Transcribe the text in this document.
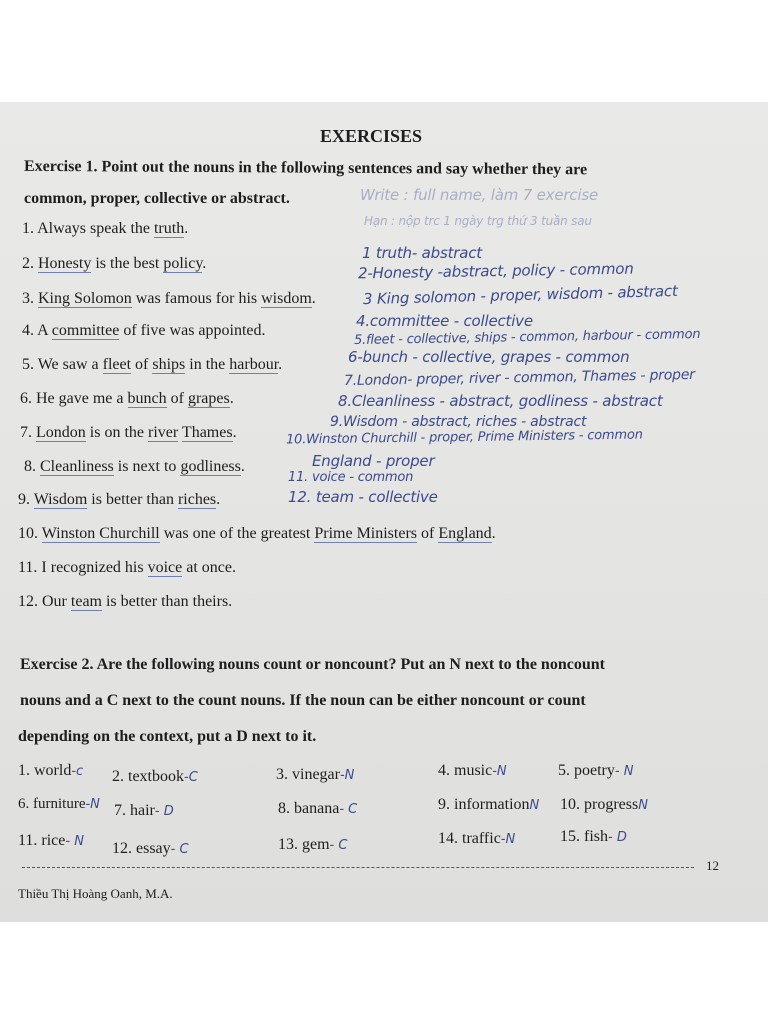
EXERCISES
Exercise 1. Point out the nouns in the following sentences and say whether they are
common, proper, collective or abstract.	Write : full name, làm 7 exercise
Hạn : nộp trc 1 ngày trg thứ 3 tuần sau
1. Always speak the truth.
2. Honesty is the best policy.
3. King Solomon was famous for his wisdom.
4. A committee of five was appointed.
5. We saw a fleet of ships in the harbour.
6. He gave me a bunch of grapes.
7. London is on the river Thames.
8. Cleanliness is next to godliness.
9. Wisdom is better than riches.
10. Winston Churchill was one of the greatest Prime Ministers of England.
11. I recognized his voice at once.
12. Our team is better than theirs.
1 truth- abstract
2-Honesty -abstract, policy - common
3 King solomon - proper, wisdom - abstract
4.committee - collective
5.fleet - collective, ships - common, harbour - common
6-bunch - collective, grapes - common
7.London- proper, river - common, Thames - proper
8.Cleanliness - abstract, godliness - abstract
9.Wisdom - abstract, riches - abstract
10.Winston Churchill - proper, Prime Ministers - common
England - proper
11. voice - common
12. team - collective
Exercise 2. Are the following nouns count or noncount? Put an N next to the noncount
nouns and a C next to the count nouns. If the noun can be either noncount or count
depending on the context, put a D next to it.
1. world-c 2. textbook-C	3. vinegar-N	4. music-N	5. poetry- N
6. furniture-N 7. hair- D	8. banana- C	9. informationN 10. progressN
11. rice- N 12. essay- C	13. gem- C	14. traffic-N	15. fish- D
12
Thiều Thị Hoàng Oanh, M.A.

----------------------------------------

Given task:
Look for the word "river" and return every line where it occurs.

Exercise response:
7. London is on the river Thames.
7.London- proper, river - common, Thames - proper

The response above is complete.